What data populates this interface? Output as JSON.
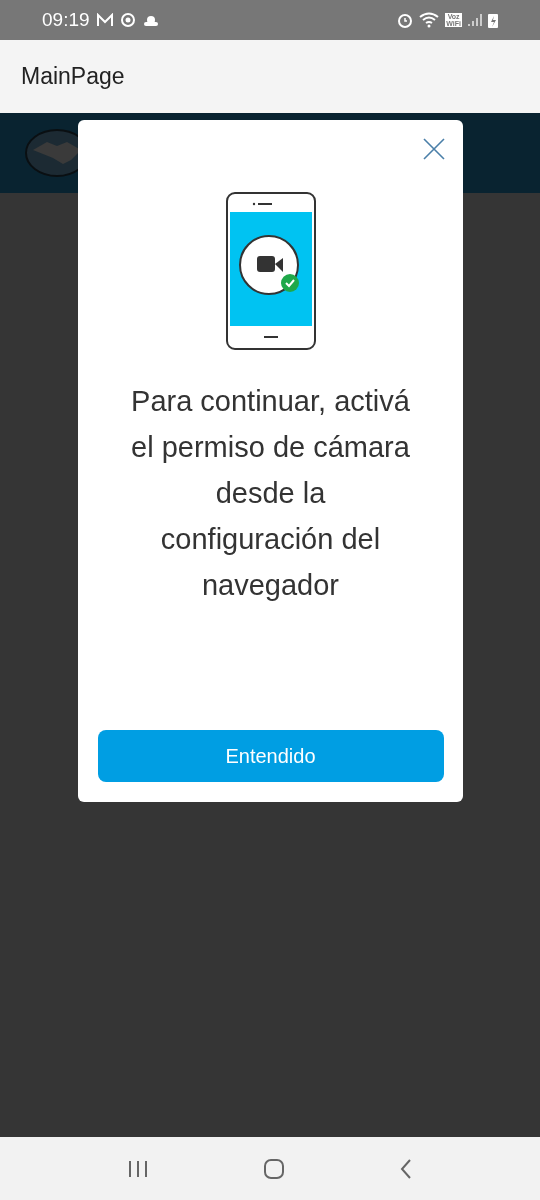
{
  "status_bar": {
    "time": "09:19",
    "voz_wifi": "Voz\nWiFi"
  },
  "app_bar": {
    "title": "MainPage"
  },
  "dialog": {
    "message_lines": [
      "Para continuar, activá",
      "el permiso de cámara",
      "desde la",
      "configuración del",
      "navegador"
    ],
    "button": "Entendido"
  }
}
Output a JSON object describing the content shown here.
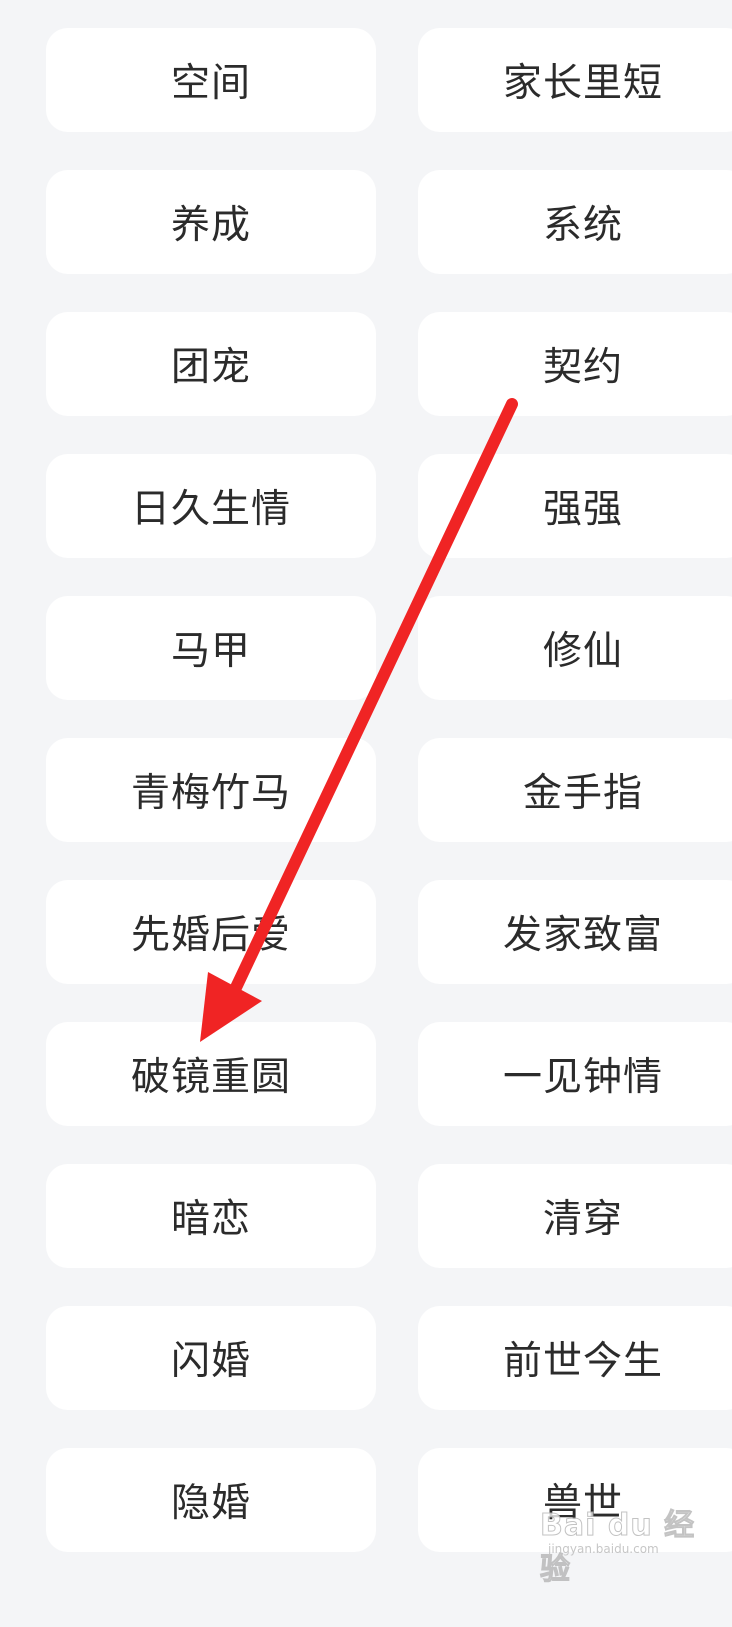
{
  "tags": {
    "left": [
      "空间",
      "养成",
      "团宠",
      "日久生情",
      "马甲",
      "青梅竹马",
      "先婚后爱",
      "破镜重圆",
      "暗恋",
      "闪婚",
      "隐婚"
    ],
    "right": [
      "家长里短",
      "系统",
      "契约",
      "强强",
      "修仙",
      "金手指",
      "发家致富",
      "一见钟情",
      "清穿",
      "前世今生",
      "兽世"
    ]
  },
  "annotation": {
    "arrow_color": "#f02424",
    "arrow_icon": "red-arrow-annotation"
  },
  "watermark": {
    "main": "Bai du 经验",
    "sub": "jingyan.baidu.com"
  },
  "colors": {
    "background": "#f4f5f7",
    "tag_background": "#ffffff",
    "tag_text": "#2b2b2b"
  }
}
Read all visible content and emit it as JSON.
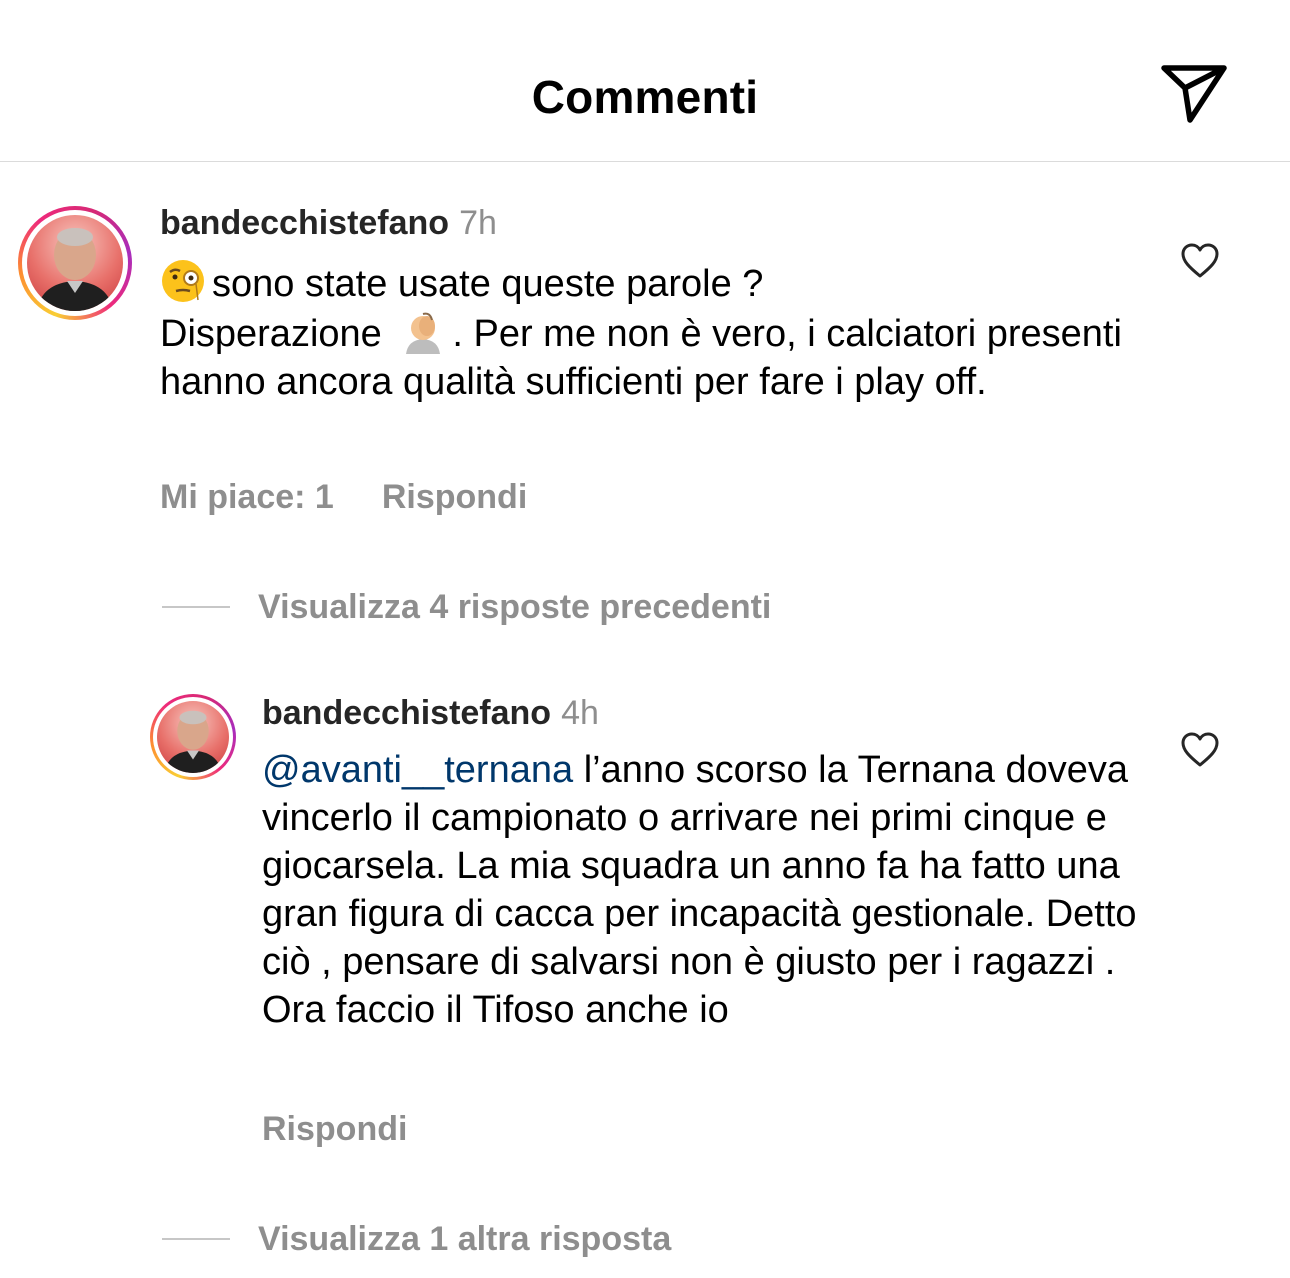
{
  "header": {
    "title": "Commenti"
  },
  "comments": [
    {
      "username": "bandecchistefano",
      "time": "7h",
      "emoji_1": "face-with-monocle-emoji",
      "text_1": "sono state usate queste parole ?",
      "text_2": "Disperazione",
      "emoji_2": "face-palm-emoji",
      "text_3": ". Per me non è vero, i calciatori presenti hanno ancora qualità sufficienti per fare i play off.",
      "likes_label": "Mi piace: 1",
      "reply_label": "Rispondi"
    }
  ],
  "replies_toggle_1": "Visualizza 4 risposte precedenti",
  "reply": {
    "username": "bandecchistefano",
    "time": "4h",
    "mention": "@avanti__ternana",
    "text": "l’anno scorso la Ternana doveva vincerlo il campionato o arrivare nei primi cinque e giocarsela. La mia squadra un anno fa ha fatto una gran figura di cacca per incapacità gestionale. Detto ciò , pensare di salvarsi non è giusto per i ragazzi . Ora faccio il Tifoso anche io",
    "reply_label": "Rispondi"
  },
  "replies_toggle_2": "Visualizza 1 altra risposta",
  "icons": {
    "send": "send-icon",
    "heart": "heart-outline-icon"
  }
}
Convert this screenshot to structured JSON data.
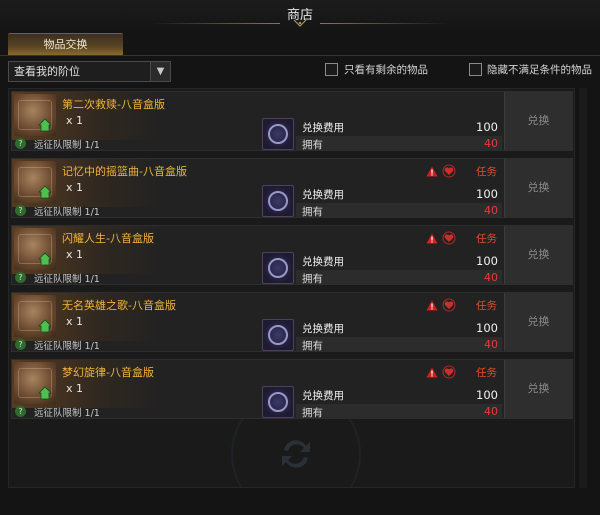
{
  "window": {
    "title": "商店"
  },
  "tabs": [
    {
      "label": "物品交换"
    }
  ],
  "filter": {
    "select_value": "查看我的阶位",
    "checkbox_remaining": {
      "label": "只看有剩余的物品",
      "checked": false
    },
    "checkbox_hide_unmet": {
      "label": "隐藏不满足条件的物品",
      "checked": false
    }
  },
  "items": [
    {
      "name": "第二次救赎-八音盒版",
      "qty": "x 1",
      "limit": "远征队限制 1/1",
      "cost_label": "兑换费用",
      "cost": "100",
      "own_label": "拥有",
      "own": "40",
      "task": "",
      "button": "兑换"
    },
    {
      "name": "记忆中的摇篮曲-八音盒版",
      "qty": "x 1",
      "limit": "远征队限制 1/1",
      "cost_label": "兑换费用",
      "cost": "100",
      "own_label": "拥有",
      "own": "40",
      "task": "任务",
      "button": "兑换"
    },
    {
      "name": "闪耀人生-八音盒版",
      "qty": "x 1",
      "limit": "远征队限制 1/1",
      "cost_label": "兑换费用",
      "cost": "100",
      "own_label": "拥有",
      "own": "40",
      "task": "任务",
      "button": "兑换"
    },
    {
      "name": "无名英雄之歌-八音盒版",
      "qty": "x 1",
      "limit": "远征队限制 1/1",
      "cost_label": "兑换费用",
      "cost": "100",
      "own_label": "拥有",
      "own": "40",
      "task": "任务",
      "button": "兑换"
    },
    {
      "name": "梦幻旋律-八音盒版",
      "qty": "x 1",
      "limit": "远征队限制 1/1",
      "cost_label": "兑换费用",
      "cost": "100",
      "own_label": "拥有",
      "own": "40",
      "task": "任务",
      "button": "兑换"
    }
  ],
  "icons": {
    "item": "music-box-icon",
    "house": "house-icon",
    "help": "question-icon",
    "currency": "emblem-currency-icon",
    "warning": "warning-icon",
    "heart": "heart-icon",
    "select_arrow": "chevron-down-icon",
    "background": "exchange-arrows-icon"
  },
  "colors": {
    "item_name": "#f0b43c",
    "own_insufficient": "#e83a3a",
    "task": "#e05030",
    "tab_active": "#8a6a2c"
  }
}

## [Required work]
Which lines hold the word "username"? Return all of them from the records above.

## [Complete output]
      "username": "bandecchistefano",
    "username": "bandecchistefano",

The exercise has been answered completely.